:: LISTED ENTRIES

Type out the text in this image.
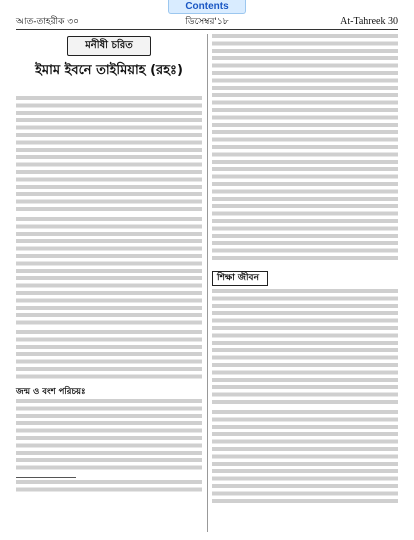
Contents
আত-তাহরীক ৩০	ডিসেম্বর'১৮	At-Tahreek 30
মনীষী চরিত
ইমাম ইবনে তাইমিয়াহ (রহঃ)
জন্ম ও বংশ পরিচয়ঃ
শিক্ষা জীবন
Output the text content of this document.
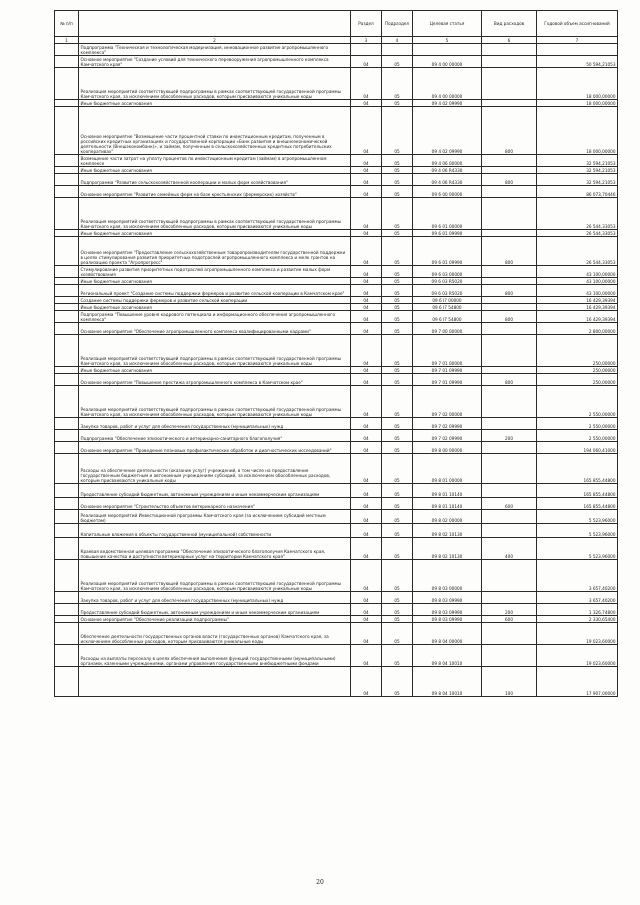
№ п/п		Раздел	Подраздел	Целевая статья	Вид расходов	Годовой объем ассигнований
1	2	3	4	5	6	7
	Подпрограмма "Техническая и технологическая модернизация, инновационное развитие агропромышленного комплекса"					
	Основное мероприятие "Создание условий для технического перевооружения агропромышленного комплекса Камчатского края"	04	05	09 4 00 00000		50 594,21053
	Реализация мероприятий соответствующей подпрограммы в рамках соответствующей государственной программы Камчатского края, за исключением обособленных расходов, которым присваиваются уникальные коды	04	05	09 4 00 00000		18 000,00000
	Иные бюджетные ассигнования	04	05	09 4 02 09990		18 000,00000
	Основное мероприятие "Возмещение части процентной ставки по инвестиционным кредитам, полученным в российских кредитных организациях и государственной корпорации «Банк развития и внешнеэкономической деятельности (Внешэкономбанк)», и займам, полученным в сельскохозяйственных кредитных потребительских кооперативах"	04	05	09 4 02 09990	800	18 000,00000
	Возмещение части затрат на уплату процентов по инвестиционным кредитам (займам) в агропромышленном комплексе	04	05	09 4 06 00000		32 594,21053
	Иные бюджетные ассигнования	04	05	09 4 06 R4330		32 594,21053
	Подпрограмма "Развитие сельскохозяйственной кооперации и малых форм хозяйствования"	04	05	09 4 06 R4330	800	32 594,21053
	Основное мероприятие "Развитие семейных ферм на базе крестьянских (фермерских) хозяйств"	04	05	09 6 00 00000		86 073,70446
	Реализация мероприятий соответствующей подпрограммы в рамках соответствующей государственной программы Камчатского края, за исключением обособленных расходов, которым присваиваются уникальные коды	04	05	09 6 01 00000		26 544,33053
	Иные бюджетные ассигнования	04	05	09 6 01 09990		26 544,33053
	Основное мероприятие "Предоставление сельскохозяйственным товаропроизводителям государственной поддержки в целях стимулирования развития приоритетных подотраслей агропромышленного комплекса и мелк грантов на реализацию проекта "Агропрогресс"	04	05	09 6 01 09990	800	26 544,33053
	Стимулирование развития приоритетных подотраслей агропромышленного комплекса и развитие малых форм хозяйствования	04	05	09 6 03 00000		43 100,00000
	Иные бюджетные ассигнования	04	05	09 6 03 R5020		43 100,00000
	Региональный проект "Создание системы поддержки фермеров и развитие сельской кооперации в Камчатском крае"	04	05	09 6 03 R5020	800	43 100,00000
	Создание системы поддержки фермеров и развитие сельской кооперации	04	05	09 6 I7 00000		16 429,39394
	Иные бюджетные ассигнования	04	05	09 6 I7 54800		16 429,39394
	Подпрограмма "Повышение уровня кадрового потенциала и информационного обеспечения агропромышленного комплекса"	04	05	09 6 I7 54800	800	16 429,39394
	Основное мероприятие "Обеспечение агропромышленного комплекса квалифицированными кадрами"	04	05	09 7 00 00000		2 800,00000
	Реализация мероприятий соответствующей подпрограммы в рамках соответствующей государственной программы Камчатского края, за исключением обособленных расходов, которым присваиваются уникальные коды	04	05	09 7 01 00000		250,00000
	Иные бюджетные ассигнования	04	05	09 7 01 09990		250,00000
	Основное мероприятие "Повышение престижа агропромышленного комплекса в Камчатском крае"	04	05	09 7 01 09990	800	250,00000
	Реализация мероприятий соответствующей подпрограммы в рамках соответствующей государственной программы Камчатского края, за исключением обособленных расходов, которым присваиваются уникальные коды	04	05	09 7 02 00000		2 550,00000
	Закупка товаров, работ и услуг для обеспечения государственных (муниципальных) нужд	04	05	09 7 02 09990		2 550,00000
	Подпрограмма "Обеспечение эпизоотического и ветеринарно-санитарного благополучия"	04	05	09 7 02 09990	200	2 550,00000
	Основное мероприятие "Проведение плановых профилактических обработок и диагностических исследований"	04	05	09 8 00 00000		194 060,41000
	Расходы на обеспечение деятельности (оказание услуг) учреждений, в том числе на предоставление государственным бюджетным и автономным учреждениям субсидий, за исключением обособленных расходов, которым присваиваются уникальные коды	04	05	09 8 01 00000		165 855,44800
	Предоставление субсидий бюджетным, автономным учреждениям и иным некоммерческим организациям	04	05	09 8 01 10140		165 855,44800
	Основное мероприятие "Строительство объектов ветеринарного назначения"	04	05	09 8 01 10140	600	165 855,44800
	Реализация мероприятий Инвестиционной программы Камчатского края (за исключением субсидий местным бюджетам)	04	05	09 8 02 00000		5 523,96000
	Капитальные вложения в объекты государственной (муниципальной) собственности	04	05	09 8 02 10130		5 523,96000
	Краевая ведомственная целевая программа "Обеспечение эпизоотического благополучия Камчатского края, повышение качества и доступности ветеринарных услуг на территории Камчатского края"	04	05	09 8 02 10130	400	5 523,96000
	Реализация мероприятий соответствующей подпрограммы в рамках соответствующей государственной программы Камчатского края, за исключением обособленных расходов, которым присваиваются уникальные коды	04	05	09 8 03 00000		3 657,40200
	Закупка товаров, работ и услуг для обеспечения государственных (муниципальных) нужд	04	05	09 8 03 09990		3 657,40200
	Предоставление субсидий бюджетным, автономным учреждениям и иным некоммерческим организациям	04	05	09 8 03 09990	200	1 326,74800
	Основное мероприятие "Обеспечение реализации подпрограммы"	04	05	09 8 03 09990	600	2 330,65400
	Обеспечение деятельности государственных органов власти (государственных органов) Камчатского края, за исключением обособленных расходов, которым присваиваются уникальные коды	04	05	09 8 04 00000		19 023,60000
	Расходы на выплаты персоналу в целях обеспечения выполнения функций государственными (муниципальными) органами, казенными учреждениями, органами управления государственными внебюджетными фондами	04	05	09 8 04 10010		19 023,60000
		04	05	09 8 04 10010	100	17 907,00000
20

::::

Leave out the pictures, and give all the records again exactly.

Type out the text in this image.
Contents
আত-তাহরীক ৩০	ডিসেম্বর'১৮	At-Tahreek 30
মনীষী চরিত
ইমাম ইবনে তাইমিয়াহ (রহঃ)
জন্ম ও বংশ পরিচয়ঃ
শিক্ষা জীবন
Output the text content of this document.
№ п/п		Раздел	Подраздел	Целевая статья	Вид расходов	Годовой объем ассигнований
1	2	3	4	5	6	7
	Подпрограмма "Техническая и технологическая модернизация, инновационное развитие агропромышленного комплекса"					
	Основное мероприятие "Создание условий для технического перевооружения агропромышленного комплекса Камчатского края"	04	05	09 4 00 00000		50 594,21053
	Реализация мероприятий соответствующей подпрограммы в рамках соответствующей государственной программы Камчатского края, за исключением обособленных расходов, которым присваиваются уникальные коды	04	05	09 4 00 00000		18 000,00000
	Иные бюджетные ассигнования	04	05	09 4 02 09990		18 000,00000
	Основное мероприятие "Возмещение части процентной ставки по инвестиционным кредитам, полученным в российских кредитных организациях и государственной корпорации «Банк развития и внешнеэкономической деятельности (Внешэкономбанк)», и займам, полученным в сельскохозяйственных кредитных потребительских кооперативах"	04	05	09 4 02 09990	800	18 000,00000
	Возмещение части затрат на уплату процентов по инвестиционным кредитам (займам) в агропромышленном комплексе	04	05	09 4 06 00000		32 594,21053
	Иные бюджетные ассигнования	04	05	09 4 06 R4330		32 594,21053
	Подпрограмма "Развитие сельскохозяйственной кооперации и малых форм хозяйствования"	04	05	09 4 06 R4330	800	32 594,21053
	Основное мероприятие "Развитие семейных ферм на базе крестьянских (фермерских) хозяйств"	04	05	09 6 00 00000		86 073,70446
	Реализация мероприятий соответствующей подпрограммы в рамках соответствующей государственной программы Камчатского края, за исключением обособленных расходов, которым присваиваются уникальные коды	04	05	09 6 01 00000		26 544,33053
	Иные бюджетные ассигнования	04	05	09 6 01 09990		26 544,33053
	Основное мероприятие "Предоставление сельскохозяйственным товаропроизводителям государственной поддержки в целях стимулирования развития приоритетных подотраслей агропромышленного комплекса и мелк грантов на реализацию проекта "Агропрогресс"	04	05	09 6 01 09990	800	26 544,33053
	Стимулирование развития приоритетных подотраслей агропромышленного комплекса и развитие малых форм хозяйствования	04	05	09 6 03 00000		43 100,00000
	Иные бюджетные ассигнования	04	05	09 6 03 R5020		43 100,00000
	Региональный проект "Создание системы поддержки фермеров и развитие сельской кооперации в Камчатском крае"	04	05	09 6 03 R5020	800	43 100,00000
	Создание системы поддержки фермеров и развитие сельской кооперации	04	05	09 6 I7 00000		16 429,39394
	Иные бюджетные ассигнования	04	05	09 6 I7 54800		16 429,39394
	Подпрограмма "Повышение уровня кадрового потенциала и информационного обеспечения агропромышленного комплекса"	04	05	09 6 I7 54800	800	16 429,39394
	Основное мероприятие "Обеспечение агропромышленного комплекса квалифицированными кадрами"	04	05	09 7 00 00000		2 800,00000
	Реализация мероприятий соответствующей подпрограммы в рамках соответствующей государственной программы Камчатского края, за исключением обособленных расходов, которым присваиваются уникальные коды	04	05	09 7 01 00000		250,00000
	Иные бюджетные ассигнования	04	05	09 7 01 09990		250,00000
	Основное мероприятие "Повышение престижа агропромышленного комплекса в Камчатском крае"	04	05	09 7 01 09990	800	250,00000
	Реализация мероприятий соответствующей подпрограммы в рамках соответствующей государственной программы Камчатского края, за исключением обособленных расходов, которым присваиваются уникальные коды	04	05	09 7 02 00000		2 550,00000
	Закупка товаров, работ и услуг для обеспечения государственных (муниципальных) нужд	04	05	09 7 02 09990		2 550,00000
	Подпрограмма "Обеспечение эпизоотического и ветеринарно-санитарного благополучия"	04	05	09 7 02 09990	200	2 550,00000
	Основное мероприятие "Проведение плановых профилактических обработок и диагностических исследований"	04	05	09 8 00 00000		194 060,41000
	Расходы на обеспечение деятельности (оказание услуг) учреждений, в том числе на предоставление государственным бюджетным и автономным учреждениям субсидий, за исключением обособленных расходов, которым присваиваются уникальные коды	04	05	09 8 01 00000		165 855,44800
	Предоставление субсидий бюджетным, автономным учреждениям и иным некоммерческим организациям	04	05	09 8 01 10140		165 855,44800
	Основное мероприятие "Строительство объектов ветеринарного назначения"	04	05	09 8 01 10140	600	165 855,44800
	Реализация мероприятий Инвестиционной программы Камчатского края (за исключением субсидий местным бюджетам)	04	05	09 8 02 00000		5 523,96000
	Капитальные вложения в объекты государственной (муниципальной) собственности	04	05	09 8 02 10130		5 523,96000
	Краевая ведомственная целевая программа "Обеспечение эпизоотического благополучия Камчатского края, повышение качества и доступности ветеринарных услуг на территории Камчатского края"	04	05	09 8 02 10130	400	5 523,96000
	Реализация мероприятий соответствующей подпрограммы в рамках соответствующей государственной программы Камчатского края, за исключением обособленных расходов, которым присваиваются уникальные коды	04	05	09 8 03 00000		3 657,40200
	Закупка товаров, работ и услуг для обеспечения государственных (муниципальных) нужд	04	05	09 8 03 09990		3 657,40200
	Предоставление субсидий бюджетным, автономным учреждениям и иным некоммерческим организациям	04	05	09 8 03 09990	200	1 326,74800
	Основное мероприятие "Обеспечение реализации подпрограммы"	04	05	09 8 03 09990	600	2 330,65400
	Обеспечение деятельности государственных органов власти (государственных органов) Камчатского края, за исключением обособленных расходов, которым присваиваются уникальные коды	04	05	09 8 04 00000		19 023,60000
	Расходы на выплаты персоналу в целях обеспечения выполнения функций государственными (муниципальными) органами, казенными учреждениями, органами управления государственными внебюджетными фондами	04	05	09 8 04 10010		19 023,60000
		04	05	09 8 04 10010	100	17 907,00000
20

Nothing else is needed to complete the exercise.